> **Task item**: Find and copy each line of the data that includes "into".

Collected data:
◇ ◇ ◇ ◇ ◇

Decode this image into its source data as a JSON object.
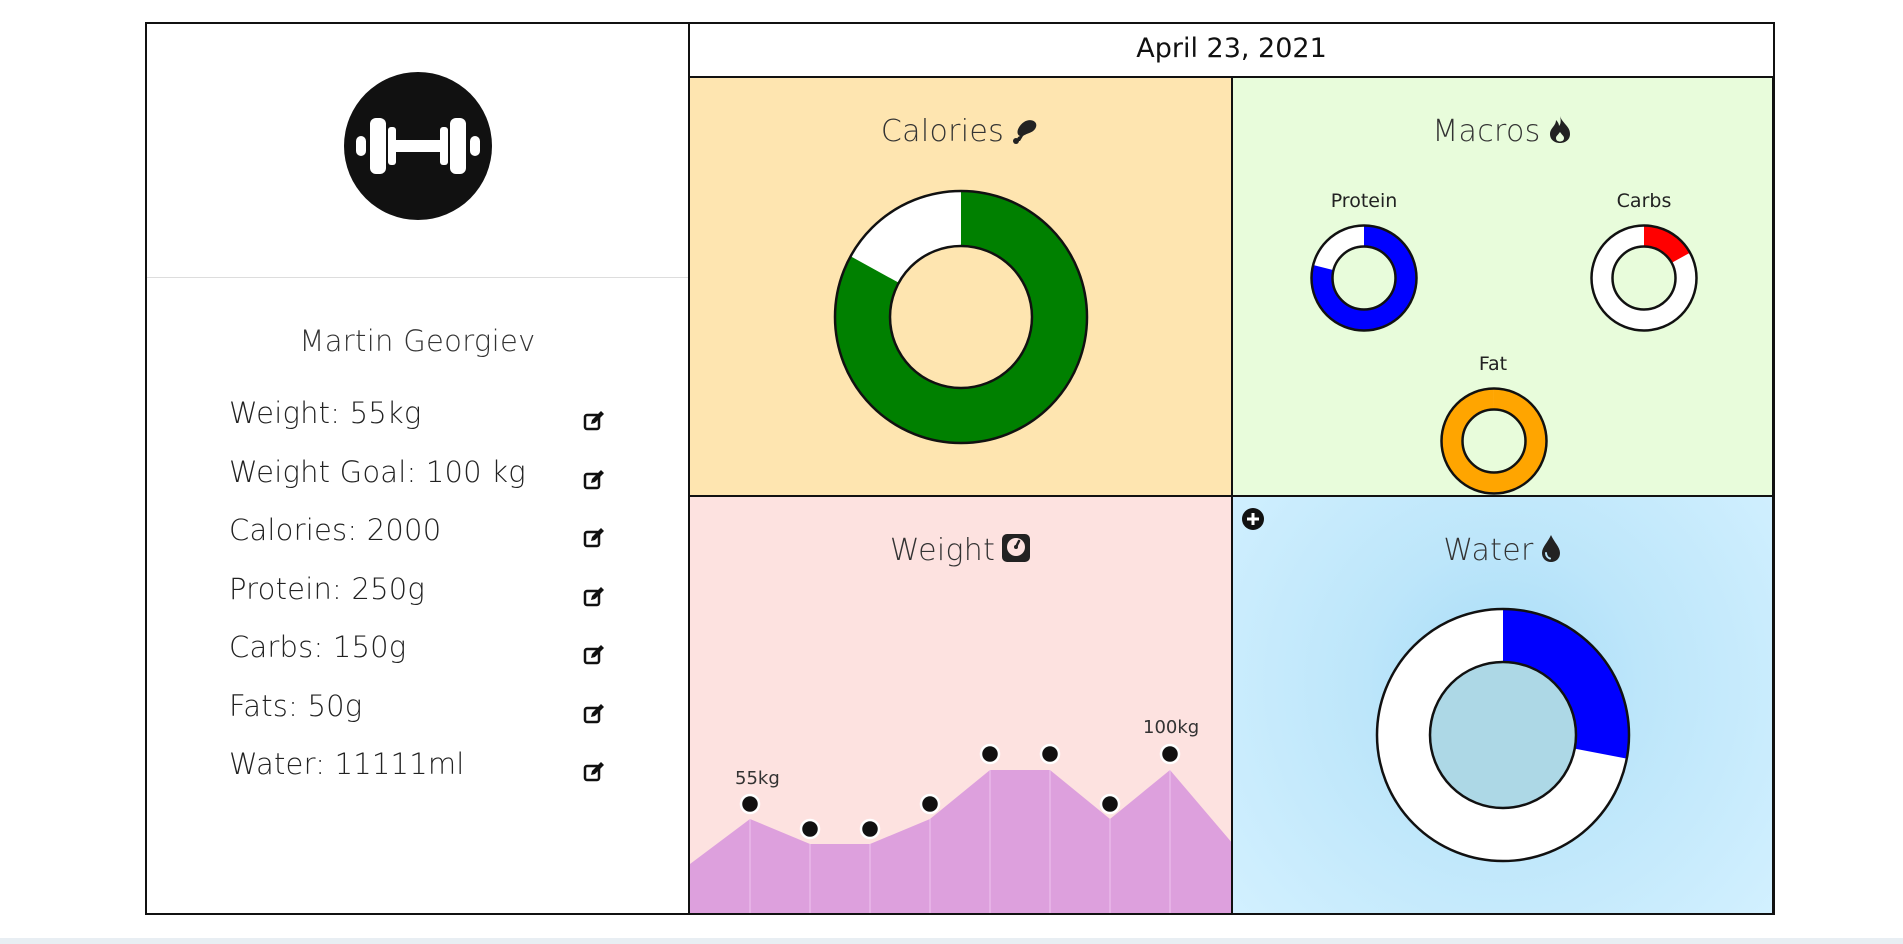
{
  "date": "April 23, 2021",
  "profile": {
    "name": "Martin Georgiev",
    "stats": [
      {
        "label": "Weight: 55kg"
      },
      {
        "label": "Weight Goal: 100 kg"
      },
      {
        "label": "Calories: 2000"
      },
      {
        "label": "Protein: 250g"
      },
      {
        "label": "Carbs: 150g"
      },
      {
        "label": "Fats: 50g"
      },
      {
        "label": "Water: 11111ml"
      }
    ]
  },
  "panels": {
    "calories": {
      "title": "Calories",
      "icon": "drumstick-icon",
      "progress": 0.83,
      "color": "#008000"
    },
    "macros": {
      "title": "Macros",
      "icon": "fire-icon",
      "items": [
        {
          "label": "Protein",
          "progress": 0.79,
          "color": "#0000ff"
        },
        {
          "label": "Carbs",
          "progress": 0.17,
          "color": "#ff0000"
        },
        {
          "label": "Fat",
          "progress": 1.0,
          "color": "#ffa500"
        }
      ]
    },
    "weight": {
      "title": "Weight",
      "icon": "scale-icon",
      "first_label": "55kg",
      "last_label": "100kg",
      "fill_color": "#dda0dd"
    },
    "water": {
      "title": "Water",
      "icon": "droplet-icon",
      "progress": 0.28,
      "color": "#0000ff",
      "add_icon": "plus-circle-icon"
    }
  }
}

◇ ◇ ◇ ◇ ◇

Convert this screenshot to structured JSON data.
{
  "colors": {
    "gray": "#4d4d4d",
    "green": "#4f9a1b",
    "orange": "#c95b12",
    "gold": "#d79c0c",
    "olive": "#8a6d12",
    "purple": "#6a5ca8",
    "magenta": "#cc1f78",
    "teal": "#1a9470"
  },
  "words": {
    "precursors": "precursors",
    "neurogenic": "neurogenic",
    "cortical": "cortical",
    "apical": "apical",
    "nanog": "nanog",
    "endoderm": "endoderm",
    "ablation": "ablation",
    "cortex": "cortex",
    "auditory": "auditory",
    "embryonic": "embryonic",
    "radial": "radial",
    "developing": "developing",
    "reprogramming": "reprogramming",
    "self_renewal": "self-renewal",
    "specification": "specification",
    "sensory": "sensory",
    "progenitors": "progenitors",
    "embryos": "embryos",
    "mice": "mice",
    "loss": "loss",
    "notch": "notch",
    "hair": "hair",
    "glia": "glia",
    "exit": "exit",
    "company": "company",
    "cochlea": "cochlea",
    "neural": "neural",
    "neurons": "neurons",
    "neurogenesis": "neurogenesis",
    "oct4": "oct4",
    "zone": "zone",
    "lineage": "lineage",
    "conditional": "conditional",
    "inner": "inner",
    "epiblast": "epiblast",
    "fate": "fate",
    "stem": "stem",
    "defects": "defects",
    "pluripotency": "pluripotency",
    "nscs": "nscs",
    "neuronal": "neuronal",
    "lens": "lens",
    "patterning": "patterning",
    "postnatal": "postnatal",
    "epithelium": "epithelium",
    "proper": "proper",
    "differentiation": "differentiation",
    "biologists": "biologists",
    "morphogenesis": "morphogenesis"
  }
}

◇ ◇ ◇ ◇ ◇

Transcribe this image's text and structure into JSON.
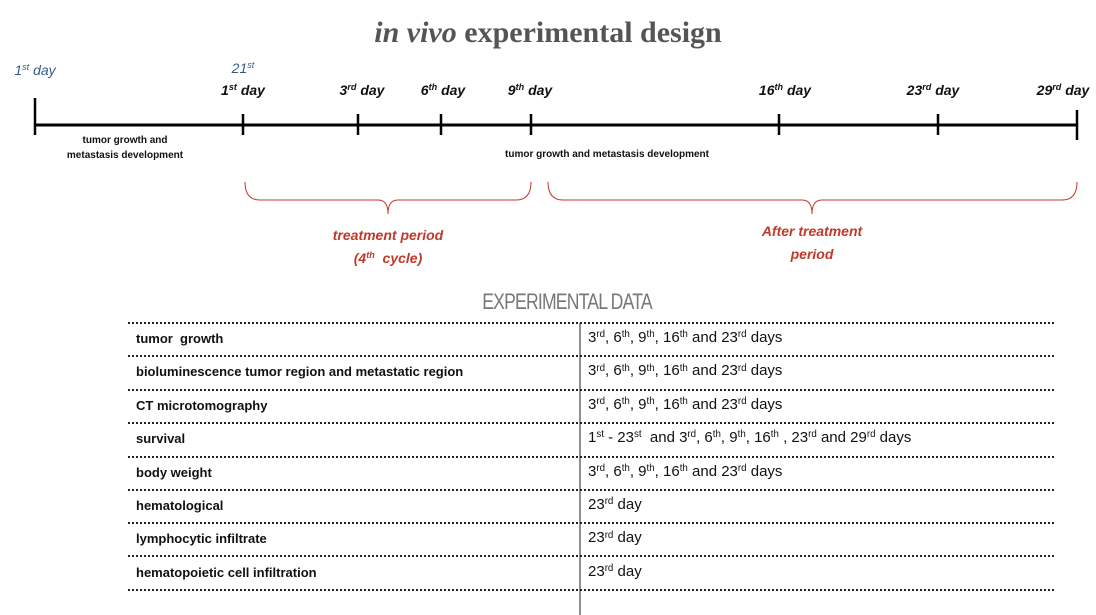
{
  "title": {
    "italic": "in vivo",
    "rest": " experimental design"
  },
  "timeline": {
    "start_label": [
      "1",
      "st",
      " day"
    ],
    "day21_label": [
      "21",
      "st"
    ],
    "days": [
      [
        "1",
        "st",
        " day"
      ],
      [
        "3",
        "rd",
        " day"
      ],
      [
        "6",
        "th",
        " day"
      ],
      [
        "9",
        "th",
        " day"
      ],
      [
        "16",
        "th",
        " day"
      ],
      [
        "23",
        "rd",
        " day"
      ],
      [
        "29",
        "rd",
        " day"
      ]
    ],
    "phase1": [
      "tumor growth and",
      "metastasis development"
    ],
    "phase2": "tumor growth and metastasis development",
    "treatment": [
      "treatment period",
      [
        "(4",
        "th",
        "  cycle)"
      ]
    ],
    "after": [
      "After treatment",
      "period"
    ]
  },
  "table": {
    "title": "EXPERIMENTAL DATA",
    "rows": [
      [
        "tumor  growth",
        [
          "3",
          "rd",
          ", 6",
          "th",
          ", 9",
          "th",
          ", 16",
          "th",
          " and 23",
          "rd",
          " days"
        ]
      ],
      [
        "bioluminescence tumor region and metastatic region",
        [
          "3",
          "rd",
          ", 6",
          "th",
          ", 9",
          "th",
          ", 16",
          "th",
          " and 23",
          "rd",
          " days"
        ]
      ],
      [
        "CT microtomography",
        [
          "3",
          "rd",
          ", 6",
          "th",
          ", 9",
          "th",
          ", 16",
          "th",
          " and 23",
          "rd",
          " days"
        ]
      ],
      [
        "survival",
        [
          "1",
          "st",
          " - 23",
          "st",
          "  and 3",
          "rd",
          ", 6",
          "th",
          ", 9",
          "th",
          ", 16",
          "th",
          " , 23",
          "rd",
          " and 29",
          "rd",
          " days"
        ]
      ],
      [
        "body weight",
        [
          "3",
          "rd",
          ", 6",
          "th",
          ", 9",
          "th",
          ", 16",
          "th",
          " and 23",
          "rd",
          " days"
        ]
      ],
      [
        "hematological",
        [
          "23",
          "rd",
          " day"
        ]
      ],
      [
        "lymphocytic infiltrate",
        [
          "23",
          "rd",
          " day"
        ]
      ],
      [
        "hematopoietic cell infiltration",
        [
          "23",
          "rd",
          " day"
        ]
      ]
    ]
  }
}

◇ ◇ ◇ ◇ ◇

> **Problem solution**:
Decode this image into its source data as a JSON object.
Transcribe this image's text and structure into JSON.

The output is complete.